▶ WHAT YOU HAVE TO DO
Reproduce all of the records exactly.
-- BEGIN SOURCE RECORDS --
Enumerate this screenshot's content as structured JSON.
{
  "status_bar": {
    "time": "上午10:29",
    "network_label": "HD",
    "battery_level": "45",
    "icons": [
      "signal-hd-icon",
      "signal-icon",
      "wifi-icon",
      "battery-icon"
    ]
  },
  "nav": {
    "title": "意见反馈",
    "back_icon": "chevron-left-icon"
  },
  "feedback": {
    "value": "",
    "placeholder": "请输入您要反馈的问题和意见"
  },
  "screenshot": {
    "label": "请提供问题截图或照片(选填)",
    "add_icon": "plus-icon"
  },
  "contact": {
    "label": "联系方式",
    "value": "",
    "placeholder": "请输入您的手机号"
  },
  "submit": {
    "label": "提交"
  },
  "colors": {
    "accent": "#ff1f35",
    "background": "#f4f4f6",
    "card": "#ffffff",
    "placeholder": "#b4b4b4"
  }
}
-- END SOURCE RECORDS --
▶ FULL RESPONSE
Enumerate this screenshot's content as structured JSON.
{
  "status_bar": {
    "time": "上午10:29",
    "network_label": "HD",
    "battery_level": "45",
    "icons": [
      "signal-hd-icon",
      "signal-icon",
      "wifi-icon",
      "battery-icon"
    ]
  },
  "nav": {
    "title": "意见反馈",
    "back_icon": "chevron-left-icon"
  },
  "feedback": {
    "value": "",
    "placeholder": "请输入您要反馈的问题和意见"
  },
  "screenshot": {
    "label": "请提供问题截图或照片(选填)",
    "add_icon": "plus-icon"
  },
  "contact": {
    "label": "联系方式",
    "value": "",
    "placeholder": "请输入您的手机号"
  },
  "submit": {
    "label": "提交"
  },
  "colors": {
    "accent": "#ff1f35",
    "background": "#f4f4f6",
    "card": "#ffffff",
    "placeholder": "#b4b4b4"
  }
}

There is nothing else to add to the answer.